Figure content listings
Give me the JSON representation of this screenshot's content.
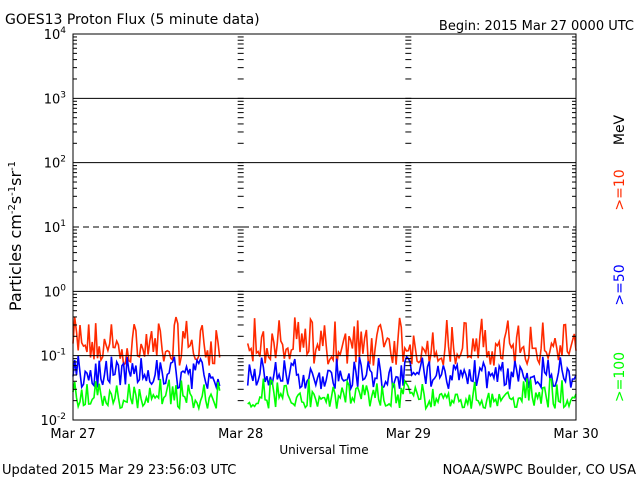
{
  "header": {
    "title": "GOES13 Proton Flux (5 minute data)",
    "begin": "Begin: 2015 Mar 27 0000 UTC"
  },
  "footer": {
    "updated": "Updated 2015 Mar 29 23:56:03 UTC",
    "credit": "NOAA/SWPC Boulder, CO USA"
  },
  "colors": {
    "ge10": "#ff2a00",
    "ge50": "#0000ff",
    "ge100": "#00ff00",
    "grid": "#000000"
  },
  "chart_data": {
    "type": "line",
    "title": "GOES13 Proton Flux (5 minute data)",
    "xlabel": "Universal Time",
    "ylabel": {
      "base": "Particles cm",
      "sup1": "-2",
      "mid1": "s",
      "sup2": "-1",
      "mid2": "sr",
      "sup3": "-1"
    },
    "yscale": "log",
    "ylim": [
      0.01,
      10000
    ],
    "y_ticks": [
      {
        "base": "10",
        "exp": "4",
        "value": 10000
      },
      {
        "base": "10",
        "exp": "3",
        "value": 1000
      },
      {
        "base": "10",
        "exp": "2",
        "value": 100
      },
      {
        "base": "10",
        "exp": "1",
        "value": 10
      },
      {
        "base": "10",
        "exp": "0",
        "value": 1
      },
      {
        "base": "10",
        "exp": "-1",
        "value": 0.1
      },
      {
        "base": "10",
        "exp": "-2",
        "value": 0.01
      }
    ],
    "x_ticks": [
      "Mar 27",
      "Mar 28",
      "Mar 29",
      "Mar 30"
    ],
    "unit_label": "MeV",
    "data_gap": [
      "2015-03-27 21:00",
      "2015-03-28 01:00"
    ],
    "series": [
      {
        "name": ">=10",
        "color": "#ff2a00",
        "min": 0.07,
        "max": 0.4,
        "typical": 0.13
      },
      {
        "name": ">=50",
        "color": "#0000ff",
        "min": 0.03,
        "max": 0.1,
        "typical": 0.05
      },
      {
        "name": ">=100",
        "color": "#00ff00",
        "min": 0.015,
        "max": 0.045,
        "typical": 0.022
      }
    ]
  }
}
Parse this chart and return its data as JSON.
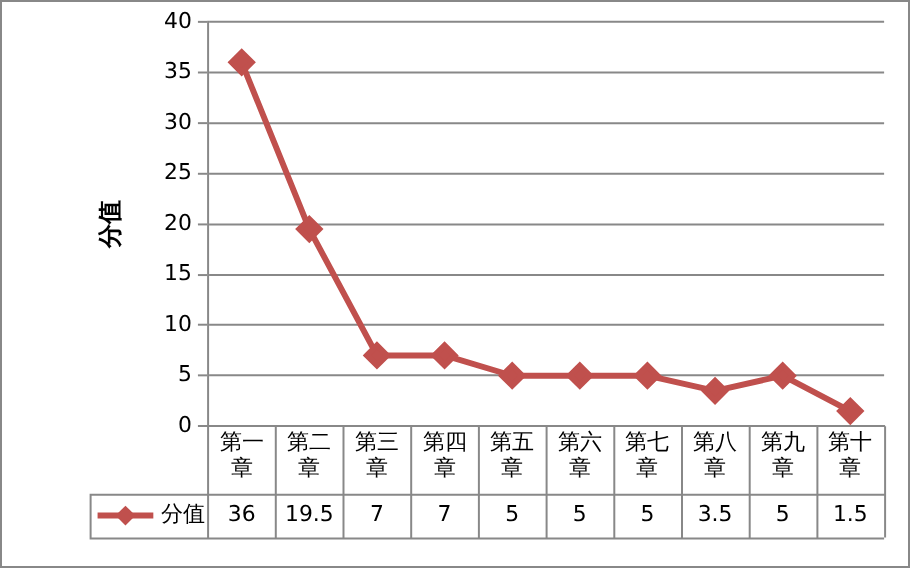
{
  "chart_data": {
    "type": "line",
    "ylabel": "分值",
    "categories": [
      "第一章",
      "第二章",
      "第三章",
      "第四章",
      "第五章",
      "第六章",
      "第七章",
      "第八章",
      "第九章",
      "第十章"
    ],
    "series": [
      {
        "name": "分值",
        "color": "#c0504d",
        "values": [
          36,
          19.5,
          7,
          7,
          5,
          5,
          5,
          3.5,
          5,
          1.5
        ]
      }
    ],
    "ylim": [
      0,
      40
    ],
    "yticks": [
      0,
      5,
      10,
      15,
      20,
      25,
      30,
      35,
      40
    ],
    "grid": "y",
    "legend": "bottom",
    "marker": "diamond",
    "line_style": "solid",
    "data_labels": true
  }
}
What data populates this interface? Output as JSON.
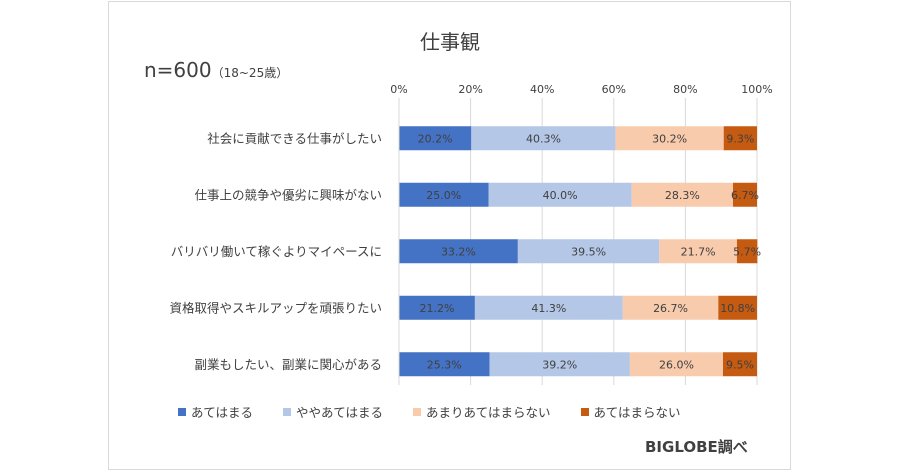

Stated exercise
Take each line containing the string "typical" and copy it out.

Result
        "typical": 0.13
        "typical": 0.05
        "typical": 0.022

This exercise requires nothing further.